* _Exercise task_: Return each line of the data below exactly, omitting any pictures.
::::::
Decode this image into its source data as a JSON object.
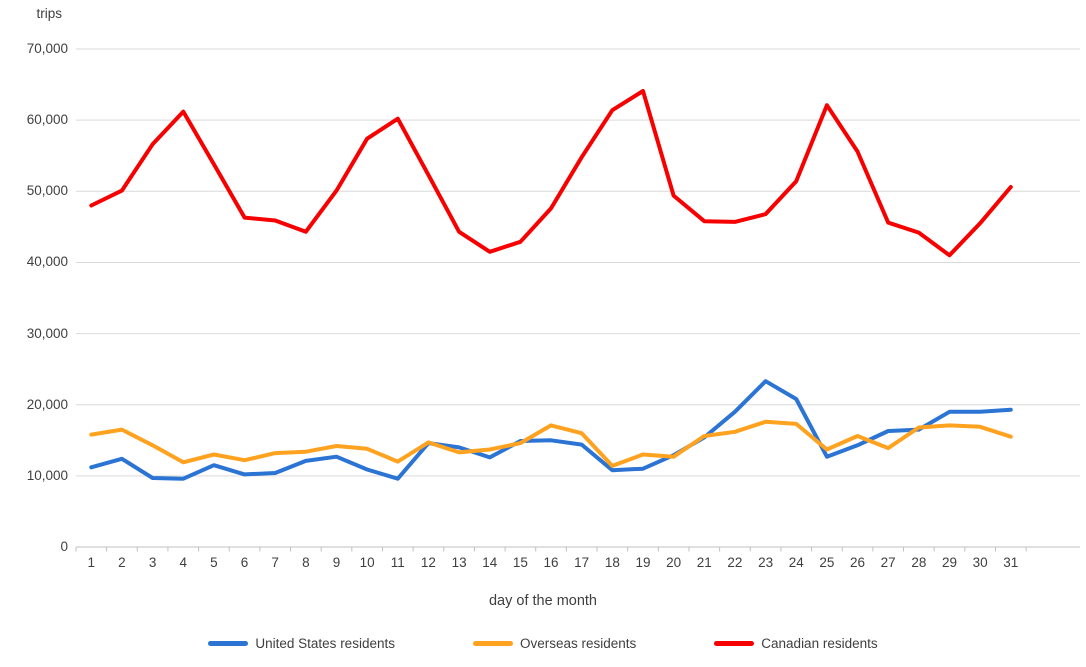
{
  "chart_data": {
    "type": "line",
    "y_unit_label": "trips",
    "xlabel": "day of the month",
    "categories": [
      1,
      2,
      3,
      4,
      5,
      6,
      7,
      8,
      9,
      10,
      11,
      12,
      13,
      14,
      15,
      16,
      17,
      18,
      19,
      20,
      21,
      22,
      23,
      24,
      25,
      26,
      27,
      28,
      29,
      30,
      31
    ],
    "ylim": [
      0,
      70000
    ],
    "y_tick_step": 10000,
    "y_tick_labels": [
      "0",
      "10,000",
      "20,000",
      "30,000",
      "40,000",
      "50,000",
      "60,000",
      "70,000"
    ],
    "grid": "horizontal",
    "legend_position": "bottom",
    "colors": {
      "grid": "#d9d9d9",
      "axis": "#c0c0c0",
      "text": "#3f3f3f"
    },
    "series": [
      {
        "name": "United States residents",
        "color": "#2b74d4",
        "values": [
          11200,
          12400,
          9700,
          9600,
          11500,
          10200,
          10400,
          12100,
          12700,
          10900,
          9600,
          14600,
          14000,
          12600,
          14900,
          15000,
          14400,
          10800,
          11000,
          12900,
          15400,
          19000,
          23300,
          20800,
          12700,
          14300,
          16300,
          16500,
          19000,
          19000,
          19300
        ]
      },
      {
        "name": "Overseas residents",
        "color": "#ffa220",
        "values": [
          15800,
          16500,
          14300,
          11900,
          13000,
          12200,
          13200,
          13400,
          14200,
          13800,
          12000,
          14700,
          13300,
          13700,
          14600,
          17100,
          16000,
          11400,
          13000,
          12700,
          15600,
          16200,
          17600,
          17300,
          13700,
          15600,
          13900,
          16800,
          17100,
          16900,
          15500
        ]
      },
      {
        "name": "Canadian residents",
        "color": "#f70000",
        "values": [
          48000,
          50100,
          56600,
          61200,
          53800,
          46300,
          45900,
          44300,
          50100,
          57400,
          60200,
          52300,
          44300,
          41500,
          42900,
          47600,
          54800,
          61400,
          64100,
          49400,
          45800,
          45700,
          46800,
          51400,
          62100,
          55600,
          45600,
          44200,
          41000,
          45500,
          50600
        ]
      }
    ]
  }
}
::::::
* _Solution to this exercise_:
Decode this image into its source data as a JSON object.
{
  "chart_data": {
    "type": "line",
    "y_unit_label": "trips",
    "xlabel": "day of the month",
    "categories": [
      1,
      2,
      3,
      4,
      5,
      6,
      7,
      8,
      9,
      10,
      11,
      12,
      13,
      14,
      15,
      16,
      17,
      18,
      19,
      20,
      21,
      22,
      23,
      24,
      25,
      26,
      27,
      28,
      29,
      30,
      31
    ],
    "ylim": [
      0,
      70000
    ],
    "y_tick_step": 10000,
    "y_tick_labels": [
      "0",
      "10,000",
      "20,000",
      "30,000",
      "40,000",
      "50,000",
      "60,000",
      "70,000"
    ],
    "grid": "horizontal",
    "legend_position": "bottom",
    "colors": {
      "grid": "#d9d9d9",
      "axis": "#c0c0c0",
      "text": "#3f3f3f"
    },
    "series": [
      {
        "name": "United States residents",
        "color": "#2b74d4",
        "values": [
          11200,
          12400,
          9700,
          9600,
          11500,
          10200,
          10400,
          12100,
          12700,
          10900,
          9600,
          14600,
          14000,
          12600,
          14900,
          15000,
          14400,
          10800,
          11000,
          12900,
          15400,
          19000,
          23300,
          20800,
          12700,
          14300,
          16300,
          16500,
          19000,
          19000,
          19300
        ]
      },
      {
        "name": "Overseas residents",
        "color": "#ffa220",
        "values": [
          15800,
          16500,
          14300,
          11900,
          13000,
          12200,
          13200,
          13400,
          14200,
          13800,
          12000,
          14700,
          13300,
          13700,
          14600,
          17100,
          16000,
          11400,
          13000,
          12700,
          15600,
          16200,
          17600,
          17300,
          13700,
          15600,
          13900,
          16800,
          17100,
          16900,
          15500
        ]
      },
      {
        "name": "Canadian residents",
        "color": "#f70000",
        "values": [
          48000,
          50100,
          56600,
          61200,
          53800,
          46300,
          45900,
          44300,
          50100,
          57400,
          60200,
          52300,
          44300,
          41500,
          42900,
          47600,
          54800,
          61400,
          64100,
          49400,
          45800,
          45700,
          46800,
          51400,
          62100,
          55600,
          45600,
          44200,
          41000,
          45500,
          50600
        ]
      }
    ]
  }
}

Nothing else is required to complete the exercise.